▸ **Saved data entries**
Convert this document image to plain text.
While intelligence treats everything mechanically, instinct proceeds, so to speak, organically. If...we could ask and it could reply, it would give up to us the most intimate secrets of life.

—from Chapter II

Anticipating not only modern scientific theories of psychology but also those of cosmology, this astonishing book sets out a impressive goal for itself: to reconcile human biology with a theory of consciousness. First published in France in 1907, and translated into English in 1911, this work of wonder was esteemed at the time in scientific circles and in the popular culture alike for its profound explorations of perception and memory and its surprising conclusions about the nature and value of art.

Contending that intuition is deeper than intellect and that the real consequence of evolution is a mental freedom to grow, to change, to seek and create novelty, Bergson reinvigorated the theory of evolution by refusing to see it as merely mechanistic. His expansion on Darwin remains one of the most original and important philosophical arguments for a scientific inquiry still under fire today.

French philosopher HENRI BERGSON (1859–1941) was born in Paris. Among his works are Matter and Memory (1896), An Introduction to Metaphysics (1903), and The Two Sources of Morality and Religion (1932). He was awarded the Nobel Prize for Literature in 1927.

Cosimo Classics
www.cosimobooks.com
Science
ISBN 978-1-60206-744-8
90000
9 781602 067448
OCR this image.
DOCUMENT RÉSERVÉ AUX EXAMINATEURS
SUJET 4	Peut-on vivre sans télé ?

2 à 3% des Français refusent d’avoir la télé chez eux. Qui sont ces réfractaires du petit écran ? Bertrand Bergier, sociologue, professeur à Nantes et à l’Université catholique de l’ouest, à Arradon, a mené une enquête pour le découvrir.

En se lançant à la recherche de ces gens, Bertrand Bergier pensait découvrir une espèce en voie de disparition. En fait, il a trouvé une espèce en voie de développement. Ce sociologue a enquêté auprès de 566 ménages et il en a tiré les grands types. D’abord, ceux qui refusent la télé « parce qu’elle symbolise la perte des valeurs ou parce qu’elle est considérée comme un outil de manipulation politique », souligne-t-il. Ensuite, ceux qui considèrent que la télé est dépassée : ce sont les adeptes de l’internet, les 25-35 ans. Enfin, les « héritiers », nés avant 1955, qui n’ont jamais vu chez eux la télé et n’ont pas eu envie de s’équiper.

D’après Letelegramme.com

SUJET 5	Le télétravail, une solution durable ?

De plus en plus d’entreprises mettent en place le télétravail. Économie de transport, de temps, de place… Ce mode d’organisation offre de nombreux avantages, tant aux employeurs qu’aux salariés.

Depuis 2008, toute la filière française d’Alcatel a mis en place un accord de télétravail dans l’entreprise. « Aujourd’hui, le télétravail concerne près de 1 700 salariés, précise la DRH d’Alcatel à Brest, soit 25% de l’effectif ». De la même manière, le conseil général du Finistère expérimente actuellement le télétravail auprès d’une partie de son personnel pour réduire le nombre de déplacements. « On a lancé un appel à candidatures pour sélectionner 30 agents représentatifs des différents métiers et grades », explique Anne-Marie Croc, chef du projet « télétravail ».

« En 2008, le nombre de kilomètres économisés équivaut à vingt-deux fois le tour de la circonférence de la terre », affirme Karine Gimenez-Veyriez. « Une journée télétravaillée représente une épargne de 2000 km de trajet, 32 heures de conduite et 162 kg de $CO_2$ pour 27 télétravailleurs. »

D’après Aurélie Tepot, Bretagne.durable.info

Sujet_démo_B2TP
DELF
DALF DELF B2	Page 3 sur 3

▸ **Problem statement**
Provide an exact reproduction of all the entries shown above.

▸ **Finished task**
Convert this document image to plain text.
While intelligence treats everything mechanically, instinct proceeds, so to speak, organically. If...we could ask and it could reply, it would give up to us the most intimate secrets of life.

—from Chapter II

Anticipating not only modern scientific theories of psychology but also those of cosmology, this astonishing book sets out a impressive goal for itself: to reconcile human biology with a theory of consciousness. First published in France in 1907, and translated into English in 1911, this work of wonder was esteemed at the time in scientific circles and in the popular culture alike for its profound explorations of perception and memory and its surprising conclusions about the nature and value of art.

Contending that intuition is deeper than intellect and that the real consequence of evolution is a mental freedom to grow, to change, to seek and create novelty, Bergson reinvigorated the theory of evolution by refusing to see it as merely mechanistic. His expansion on Darwin remains one of the most original and important philosophical arguments for a scientific inquiry still under fire today.

French philosopher HENRI BERGSON (1859–1941) was born in Paris. Among his works are Matter and Memory (1896), An Introduction to Metaphysics (1903), and The Two Sources of Morality and Religion (1932). He was awarded the Nobel Prize for Literature in 1927.

Cosimo Classics
www.cosimobooks.com
Science
ISBN 978-1-60206-744-8
90000
9 781602 067448
OCR this image.
DOCUMENT RÉSERVÉ AUX EXAMINATEURS
SUJET 4	Peut-on vivre sans télé ?

2 à 3% des Français refusent d’avoir la télé chez eux. Qui sont ces réfractaires du petit écran ? Bertrand Bergier, sociologue, professeur à Nantes et à l’Université catholique de l’ouest, à Arradon, a mené une enquête pour le découvrir.

En se lançant à la recherche de ces gens, Bertrand Bergier pensait découvrir une espèce en voie de disparition. En fait, il a trouvé une espèce en voie de développement. Ce sociologue a enquêté auprès de 566 ménages et il en a tiré les grands types. D’abord, ceux qui refusent la télé « parce qu’elle symbolise la perte des valeurs ou parce qu’elle est considérée comme un outil de manipulation politique », souligne-t-il. Ensuite, ceux qui considèrent que la télé est dépassée : ce sont les adeptes de l’internet, les 25-35 ans. Enfin, les « héritiers », nés avant 1955, qui n’ont jamais vu chez eux la télé et n’ont pas eu envie de s’équiper.

D’après Letelegramme.com

SUJET 5	Le télétravail, une solution durable ?

De plus en plus d’entreprises mettent en place le télétravail. Économie de transport, de temps, de place… Ce mode d’organisation offre de nombreux avantages, tant aux employeurs qu’aux salariés.

Depuis 2008, toute la filière française d’Alcatel a mis en place un accord de télétravail dans l’entreprise. « Aujourd’hui, le télétravail concerne près de 1 700 salariés, précise la DRH d’Alcatel à Brest, soit 25% de l’effectif ». De la même manière, le conseil général du Finistère expérimente actuellement le télétravail auprès d’une partie de son personnel pour réduire le nombre de déplacements. « On a lancé un appel à candidatures pour sélectionner 30 agents représentatifs des différents métiers et grades », explique Anne-Marie Croc, chef du projet « télétravail ».

« En 2008, le nombre de kilomètres économisés équivaut à vingt-deux fois le tour de la circonférence de la terre », affirme Karine Gimenez-Veyriez. « Une journée télétravaillée représente une épargne de 2000 km de trajet, 32 heures de conduite et 162 kg de $CO_2$ pour 27 télétravailleurs. »

D’après Aurélie Tepot, Bretagne.durable.info

Sujet_démo_B2TP
DELF
DALF DELF B2	Page 3 sur 3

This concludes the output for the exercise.